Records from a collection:
"""

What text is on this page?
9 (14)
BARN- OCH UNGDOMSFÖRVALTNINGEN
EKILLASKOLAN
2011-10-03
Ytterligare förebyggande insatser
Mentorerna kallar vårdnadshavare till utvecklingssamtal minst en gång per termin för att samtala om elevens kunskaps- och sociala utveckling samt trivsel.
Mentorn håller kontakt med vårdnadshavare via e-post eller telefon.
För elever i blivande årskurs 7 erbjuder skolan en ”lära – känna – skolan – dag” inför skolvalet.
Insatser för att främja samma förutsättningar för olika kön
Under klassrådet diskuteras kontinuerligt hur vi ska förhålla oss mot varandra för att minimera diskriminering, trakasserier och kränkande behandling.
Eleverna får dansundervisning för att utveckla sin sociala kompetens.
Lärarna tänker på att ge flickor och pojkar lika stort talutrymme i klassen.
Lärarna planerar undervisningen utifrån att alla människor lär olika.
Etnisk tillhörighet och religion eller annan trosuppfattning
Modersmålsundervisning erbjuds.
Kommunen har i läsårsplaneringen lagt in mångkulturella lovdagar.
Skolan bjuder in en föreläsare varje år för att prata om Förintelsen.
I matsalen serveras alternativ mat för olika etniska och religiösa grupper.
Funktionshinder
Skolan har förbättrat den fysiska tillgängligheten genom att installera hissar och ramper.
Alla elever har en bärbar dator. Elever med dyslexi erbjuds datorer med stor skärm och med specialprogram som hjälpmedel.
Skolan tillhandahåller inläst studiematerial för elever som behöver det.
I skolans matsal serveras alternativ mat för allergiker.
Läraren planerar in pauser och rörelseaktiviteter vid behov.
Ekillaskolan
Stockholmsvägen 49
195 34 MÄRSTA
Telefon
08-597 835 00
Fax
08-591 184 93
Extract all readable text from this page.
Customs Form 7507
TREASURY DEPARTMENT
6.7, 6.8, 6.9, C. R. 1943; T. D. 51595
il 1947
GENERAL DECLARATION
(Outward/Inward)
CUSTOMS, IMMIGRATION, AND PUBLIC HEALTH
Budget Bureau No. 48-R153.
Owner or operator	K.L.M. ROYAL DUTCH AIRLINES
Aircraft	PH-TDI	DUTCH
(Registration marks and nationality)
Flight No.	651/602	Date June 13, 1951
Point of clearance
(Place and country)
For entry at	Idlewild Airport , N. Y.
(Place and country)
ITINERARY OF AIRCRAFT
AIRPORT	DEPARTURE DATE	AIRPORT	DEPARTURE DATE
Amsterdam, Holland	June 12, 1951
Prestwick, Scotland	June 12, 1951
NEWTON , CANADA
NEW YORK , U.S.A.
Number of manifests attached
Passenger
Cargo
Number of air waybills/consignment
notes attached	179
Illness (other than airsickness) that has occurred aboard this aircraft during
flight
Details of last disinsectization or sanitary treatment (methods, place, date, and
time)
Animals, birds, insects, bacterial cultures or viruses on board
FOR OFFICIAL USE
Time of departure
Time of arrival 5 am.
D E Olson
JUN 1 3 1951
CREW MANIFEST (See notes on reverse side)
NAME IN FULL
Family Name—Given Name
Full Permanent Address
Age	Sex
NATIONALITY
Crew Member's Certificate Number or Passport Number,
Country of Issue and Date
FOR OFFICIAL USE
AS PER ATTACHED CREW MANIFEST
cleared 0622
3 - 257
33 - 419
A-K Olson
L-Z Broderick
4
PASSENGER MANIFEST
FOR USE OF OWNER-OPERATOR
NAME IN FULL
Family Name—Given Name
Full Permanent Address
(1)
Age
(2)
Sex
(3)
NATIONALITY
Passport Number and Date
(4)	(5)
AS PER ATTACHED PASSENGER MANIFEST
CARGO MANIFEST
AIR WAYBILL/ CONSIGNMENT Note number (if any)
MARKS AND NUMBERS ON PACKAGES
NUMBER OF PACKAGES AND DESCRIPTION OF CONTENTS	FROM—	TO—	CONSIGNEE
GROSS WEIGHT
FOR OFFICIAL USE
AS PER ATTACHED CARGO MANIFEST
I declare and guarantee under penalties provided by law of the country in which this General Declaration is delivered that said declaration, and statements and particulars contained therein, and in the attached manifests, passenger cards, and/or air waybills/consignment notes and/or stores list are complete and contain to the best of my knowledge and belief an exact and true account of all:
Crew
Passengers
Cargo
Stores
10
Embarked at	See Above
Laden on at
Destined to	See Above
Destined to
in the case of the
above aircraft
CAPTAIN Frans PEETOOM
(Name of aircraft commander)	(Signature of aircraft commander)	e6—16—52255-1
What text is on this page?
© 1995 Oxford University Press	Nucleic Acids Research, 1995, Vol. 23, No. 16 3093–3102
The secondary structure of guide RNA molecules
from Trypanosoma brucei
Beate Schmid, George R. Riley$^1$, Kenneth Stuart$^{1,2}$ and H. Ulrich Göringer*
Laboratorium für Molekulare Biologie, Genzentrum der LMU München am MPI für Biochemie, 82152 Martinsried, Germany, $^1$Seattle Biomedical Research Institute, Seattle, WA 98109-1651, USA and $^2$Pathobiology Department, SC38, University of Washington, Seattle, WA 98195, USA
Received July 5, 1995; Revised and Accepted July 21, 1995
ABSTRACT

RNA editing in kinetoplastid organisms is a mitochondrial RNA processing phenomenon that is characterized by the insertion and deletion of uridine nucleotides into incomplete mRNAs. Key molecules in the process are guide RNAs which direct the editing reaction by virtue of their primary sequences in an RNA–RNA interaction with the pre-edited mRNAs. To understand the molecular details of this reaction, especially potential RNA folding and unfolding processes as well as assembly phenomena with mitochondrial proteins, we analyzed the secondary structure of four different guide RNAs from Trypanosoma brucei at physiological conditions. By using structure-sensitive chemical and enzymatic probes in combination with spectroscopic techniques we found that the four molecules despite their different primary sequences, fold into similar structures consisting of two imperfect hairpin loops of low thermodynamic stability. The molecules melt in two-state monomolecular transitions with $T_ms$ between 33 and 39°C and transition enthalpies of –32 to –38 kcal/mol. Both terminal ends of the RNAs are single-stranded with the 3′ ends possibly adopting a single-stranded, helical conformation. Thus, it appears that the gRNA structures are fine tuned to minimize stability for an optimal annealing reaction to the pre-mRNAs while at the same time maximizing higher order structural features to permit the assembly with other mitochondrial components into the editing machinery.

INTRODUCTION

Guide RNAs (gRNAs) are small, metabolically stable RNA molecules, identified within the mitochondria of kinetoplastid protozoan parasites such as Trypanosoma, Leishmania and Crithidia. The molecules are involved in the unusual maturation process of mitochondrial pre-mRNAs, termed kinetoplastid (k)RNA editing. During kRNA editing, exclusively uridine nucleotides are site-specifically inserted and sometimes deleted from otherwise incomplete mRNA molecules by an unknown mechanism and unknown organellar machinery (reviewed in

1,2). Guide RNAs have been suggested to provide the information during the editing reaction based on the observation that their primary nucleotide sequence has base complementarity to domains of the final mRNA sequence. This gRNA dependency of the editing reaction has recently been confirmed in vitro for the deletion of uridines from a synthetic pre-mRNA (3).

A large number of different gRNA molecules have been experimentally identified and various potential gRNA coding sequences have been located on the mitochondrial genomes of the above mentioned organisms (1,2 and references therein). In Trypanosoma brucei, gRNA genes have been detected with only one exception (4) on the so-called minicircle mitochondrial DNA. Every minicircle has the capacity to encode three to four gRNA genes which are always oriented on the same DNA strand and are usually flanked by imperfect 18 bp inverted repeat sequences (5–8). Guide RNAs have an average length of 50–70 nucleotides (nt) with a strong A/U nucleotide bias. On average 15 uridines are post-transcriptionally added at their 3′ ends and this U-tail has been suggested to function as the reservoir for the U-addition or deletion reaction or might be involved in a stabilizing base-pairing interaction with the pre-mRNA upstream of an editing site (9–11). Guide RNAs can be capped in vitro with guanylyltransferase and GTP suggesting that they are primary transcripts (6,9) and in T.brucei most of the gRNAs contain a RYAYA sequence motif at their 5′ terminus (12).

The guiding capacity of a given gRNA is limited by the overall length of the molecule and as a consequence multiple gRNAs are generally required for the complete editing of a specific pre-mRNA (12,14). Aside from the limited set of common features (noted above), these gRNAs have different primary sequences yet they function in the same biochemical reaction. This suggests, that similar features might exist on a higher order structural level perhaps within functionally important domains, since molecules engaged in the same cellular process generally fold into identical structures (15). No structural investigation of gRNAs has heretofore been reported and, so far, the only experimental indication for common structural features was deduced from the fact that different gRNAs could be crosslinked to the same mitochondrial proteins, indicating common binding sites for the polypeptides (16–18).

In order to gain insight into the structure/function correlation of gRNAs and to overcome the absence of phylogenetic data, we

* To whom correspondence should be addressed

"""

PROBLEM TO SOLVE: Find and copy each line above holding "notes".

REPLY:
notes attached	179
CREW MANIFEST (See notes on reverse side)
I declare and guarantee under penalties provided by law of the country in which this General Declaration is delivered that said declaration, and statements and particulars contained therein, and in the attached manifests, passenger cards, and/or air waybills/consignment notes and/or stores list are complete and contain to the best of my knowledge and belief an exact and true account of all:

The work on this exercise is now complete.